Start of RECORD SET

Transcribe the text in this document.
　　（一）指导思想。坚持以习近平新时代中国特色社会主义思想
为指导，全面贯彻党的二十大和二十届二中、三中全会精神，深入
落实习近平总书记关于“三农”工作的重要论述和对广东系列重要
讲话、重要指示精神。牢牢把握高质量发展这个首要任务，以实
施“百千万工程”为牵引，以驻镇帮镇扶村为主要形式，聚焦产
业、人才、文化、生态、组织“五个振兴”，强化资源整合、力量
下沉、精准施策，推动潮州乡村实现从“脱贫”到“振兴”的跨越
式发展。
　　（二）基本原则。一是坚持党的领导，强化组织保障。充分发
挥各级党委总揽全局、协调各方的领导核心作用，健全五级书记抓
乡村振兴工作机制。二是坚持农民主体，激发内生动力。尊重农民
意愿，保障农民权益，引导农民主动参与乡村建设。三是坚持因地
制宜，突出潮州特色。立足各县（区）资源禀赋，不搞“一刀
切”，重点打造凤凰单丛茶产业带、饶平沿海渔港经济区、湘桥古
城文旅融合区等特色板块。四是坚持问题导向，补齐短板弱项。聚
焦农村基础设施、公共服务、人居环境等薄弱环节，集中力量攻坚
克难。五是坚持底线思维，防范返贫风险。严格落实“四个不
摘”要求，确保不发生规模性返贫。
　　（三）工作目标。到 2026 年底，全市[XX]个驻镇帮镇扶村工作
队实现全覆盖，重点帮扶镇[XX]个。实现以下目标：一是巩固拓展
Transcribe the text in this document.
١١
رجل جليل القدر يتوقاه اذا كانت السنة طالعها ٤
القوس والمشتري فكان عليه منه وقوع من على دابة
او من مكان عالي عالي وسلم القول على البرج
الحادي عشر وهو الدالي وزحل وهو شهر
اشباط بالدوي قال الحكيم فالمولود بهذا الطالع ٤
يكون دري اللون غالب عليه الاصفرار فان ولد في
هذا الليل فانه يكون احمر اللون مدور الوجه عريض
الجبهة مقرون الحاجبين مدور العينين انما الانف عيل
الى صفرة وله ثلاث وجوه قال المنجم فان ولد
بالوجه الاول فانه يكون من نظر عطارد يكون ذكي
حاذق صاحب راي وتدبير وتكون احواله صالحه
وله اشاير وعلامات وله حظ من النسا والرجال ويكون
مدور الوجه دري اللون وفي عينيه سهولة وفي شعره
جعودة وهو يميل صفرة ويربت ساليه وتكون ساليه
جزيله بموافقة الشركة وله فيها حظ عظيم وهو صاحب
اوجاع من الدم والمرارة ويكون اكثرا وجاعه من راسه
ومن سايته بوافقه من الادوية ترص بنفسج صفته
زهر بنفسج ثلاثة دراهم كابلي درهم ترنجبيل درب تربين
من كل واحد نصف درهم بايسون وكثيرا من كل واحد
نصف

End of RECORD SET

▶ EXERCISE
List all lines holding the string "عليه".

▶ SOLUTION TO THIS EXERCISE
القوس والمشتري فكان عليه منه وقوع من على دابة
يكون دري اللون غالب عليه الاصفرار فان ولد في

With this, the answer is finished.